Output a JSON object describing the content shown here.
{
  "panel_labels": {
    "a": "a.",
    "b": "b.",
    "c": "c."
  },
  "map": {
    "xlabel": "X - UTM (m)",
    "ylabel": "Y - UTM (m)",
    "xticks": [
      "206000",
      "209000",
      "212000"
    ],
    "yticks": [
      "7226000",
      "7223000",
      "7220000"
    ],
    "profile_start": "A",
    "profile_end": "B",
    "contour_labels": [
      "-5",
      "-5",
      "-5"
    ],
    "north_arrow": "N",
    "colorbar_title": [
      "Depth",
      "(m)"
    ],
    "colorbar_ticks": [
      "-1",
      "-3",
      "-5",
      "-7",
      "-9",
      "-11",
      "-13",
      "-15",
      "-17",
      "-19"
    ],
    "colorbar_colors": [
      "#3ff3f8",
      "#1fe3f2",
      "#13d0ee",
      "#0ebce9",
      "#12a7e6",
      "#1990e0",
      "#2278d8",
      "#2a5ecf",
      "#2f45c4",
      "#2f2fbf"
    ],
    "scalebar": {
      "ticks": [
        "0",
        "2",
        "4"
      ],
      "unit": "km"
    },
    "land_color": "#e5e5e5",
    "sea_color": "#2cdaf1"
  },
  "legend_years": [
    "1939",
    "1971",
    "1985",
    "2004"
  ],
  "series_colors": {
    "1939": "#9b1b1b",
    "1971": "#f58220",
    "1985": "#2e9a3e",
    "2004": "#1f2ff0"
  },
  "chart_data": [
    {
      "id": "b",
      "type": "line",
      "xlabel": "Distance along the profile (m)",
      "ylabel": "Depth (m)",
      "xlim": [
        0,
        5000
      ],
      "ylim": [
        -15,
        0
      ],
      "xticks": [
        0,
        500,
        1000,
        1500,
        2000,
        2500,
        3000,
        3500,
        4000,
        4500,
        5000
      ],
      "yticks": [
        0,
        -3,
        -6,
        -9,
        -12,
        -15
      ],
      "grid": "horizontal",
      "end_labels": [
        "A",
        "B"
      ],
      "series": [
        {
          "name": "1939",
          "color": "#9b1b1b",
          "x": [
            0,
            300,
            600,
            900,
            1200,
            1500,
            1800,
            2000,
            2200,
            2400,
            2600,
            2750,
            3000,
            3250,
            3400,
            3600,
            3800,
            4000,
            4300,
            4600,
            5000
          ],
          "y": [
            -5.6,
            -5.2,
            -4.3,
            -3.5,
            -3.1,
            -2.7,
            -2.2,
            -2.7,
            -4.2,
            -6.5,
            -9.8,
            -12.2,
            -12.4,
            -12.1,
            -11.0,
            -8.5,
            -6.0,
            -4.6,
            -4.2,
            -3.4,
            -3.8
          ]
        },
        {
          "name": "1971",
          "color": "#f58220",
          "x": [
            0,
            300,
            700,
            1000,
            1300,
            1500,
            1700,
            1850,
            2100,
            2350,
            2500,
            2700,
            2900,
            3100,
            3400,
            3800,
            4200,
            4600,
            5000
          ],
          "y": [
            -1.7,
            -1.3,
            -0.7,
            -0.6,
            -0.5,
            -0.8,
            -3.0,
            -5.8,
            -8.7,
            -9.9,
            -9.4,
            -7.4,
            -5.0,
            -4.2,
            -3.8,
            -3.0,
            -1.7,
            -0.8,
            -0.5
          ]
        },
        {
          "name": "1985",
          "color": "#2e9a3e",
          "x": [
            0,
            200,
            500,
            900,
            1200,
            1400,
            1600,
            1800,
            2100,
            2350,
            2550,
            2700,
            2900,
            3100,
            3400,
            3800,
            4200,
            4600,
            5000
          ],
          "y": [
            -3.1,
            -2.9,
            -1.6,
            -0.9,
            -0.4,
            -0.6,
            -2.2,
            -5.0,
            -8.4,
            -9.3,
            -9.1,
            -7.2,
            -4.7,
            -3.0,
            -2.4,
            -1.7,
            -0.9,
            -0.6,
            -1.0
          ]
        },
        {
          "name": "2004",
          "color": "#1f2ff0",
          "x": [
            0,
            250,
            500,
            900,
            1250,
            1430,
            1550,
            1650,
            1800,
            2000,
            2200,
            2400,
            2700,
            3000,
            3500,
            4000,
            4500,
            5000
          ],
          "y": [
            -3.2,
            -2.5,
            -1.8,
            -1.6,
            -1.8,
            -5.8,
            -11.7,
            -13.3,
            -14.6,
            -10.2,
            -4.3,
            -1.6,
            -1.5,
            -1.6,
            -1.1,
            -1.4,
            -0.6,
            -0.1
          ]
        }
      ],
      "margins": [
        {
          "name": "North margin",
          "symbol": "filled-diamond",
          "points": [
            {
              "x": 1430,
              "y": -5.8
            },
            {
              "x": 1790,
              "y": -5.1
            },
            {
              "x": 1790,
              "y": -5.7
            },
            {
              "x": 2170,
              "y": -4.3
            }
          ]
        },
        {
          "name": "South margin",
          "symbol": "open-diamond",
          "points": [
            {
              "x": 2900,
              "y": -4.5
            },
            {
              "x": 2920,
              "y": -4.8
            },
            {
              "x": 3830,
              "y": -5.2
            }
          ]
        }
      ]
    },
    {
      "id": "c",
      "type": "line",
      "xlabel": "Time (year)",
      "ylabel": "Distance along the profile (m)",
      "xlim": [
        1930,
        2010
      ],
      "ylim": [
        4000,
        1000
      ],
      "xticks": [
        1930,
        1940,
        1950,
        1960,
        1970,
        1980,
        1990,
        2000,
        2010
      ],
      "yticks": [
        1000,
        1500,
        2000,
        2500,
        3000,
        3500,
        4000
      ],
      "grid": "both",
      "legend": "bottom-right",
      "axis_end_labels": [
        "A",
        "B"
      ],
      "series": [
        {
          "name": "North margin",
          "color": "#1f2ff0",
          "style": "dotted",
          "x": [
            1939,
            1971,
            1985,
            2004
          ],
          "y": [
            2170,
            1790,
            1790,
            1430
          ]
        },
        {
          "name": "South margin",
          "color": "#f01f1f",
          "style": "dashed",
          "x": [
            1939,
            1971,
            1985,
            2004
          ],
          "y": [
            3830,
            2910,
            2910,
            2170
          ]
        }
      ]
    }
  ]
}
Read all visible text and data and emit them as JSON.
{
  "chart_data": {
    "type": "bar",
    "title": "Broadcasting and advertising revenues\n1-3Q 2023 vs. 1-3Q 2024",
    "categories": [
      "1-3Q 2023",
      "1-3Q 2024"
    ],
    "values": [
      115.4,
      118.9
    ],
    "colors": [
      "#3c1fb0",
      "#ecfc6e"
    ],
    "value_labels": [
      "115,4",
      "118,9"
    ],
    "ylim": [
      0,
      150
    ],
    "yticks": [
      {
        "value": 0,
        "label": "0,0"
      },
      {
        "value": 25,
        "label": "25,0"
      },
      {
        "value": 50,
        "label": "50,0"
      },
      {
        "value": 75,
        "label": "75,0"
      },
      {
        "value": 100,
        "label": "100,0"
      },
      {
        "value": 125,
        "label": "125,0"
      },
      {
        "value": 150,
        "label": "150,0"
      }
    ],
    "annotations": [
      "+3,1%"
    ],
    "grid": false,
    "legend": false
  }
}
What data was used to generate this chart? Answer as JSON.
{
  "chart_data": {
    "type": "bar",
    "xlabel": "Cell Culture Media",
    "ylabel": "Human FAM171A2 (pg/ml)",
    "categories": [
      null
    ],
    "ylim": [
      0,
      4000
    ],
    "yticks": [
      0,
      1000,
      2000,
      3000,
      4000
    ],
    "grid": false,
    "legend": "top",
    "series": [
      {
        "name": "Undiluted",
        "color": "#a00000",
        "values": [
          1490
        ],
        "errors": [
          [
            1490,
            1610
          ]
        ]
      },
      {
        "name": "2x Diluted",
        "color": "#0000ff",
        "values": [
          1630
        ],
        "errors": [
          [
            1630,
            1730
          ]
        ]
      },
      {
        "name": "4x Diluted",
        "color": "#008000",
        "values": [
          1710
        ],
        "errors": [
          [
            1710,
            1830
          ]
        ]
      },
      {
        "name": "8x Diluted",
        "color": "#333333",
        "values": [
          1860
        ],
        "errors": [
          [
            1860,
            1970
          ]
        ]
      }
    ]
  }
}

******************************

• **Your instructions**: Within the entries above, how many lines contain "ylabel"? Respond with the number only.

• **Result of this task**: 4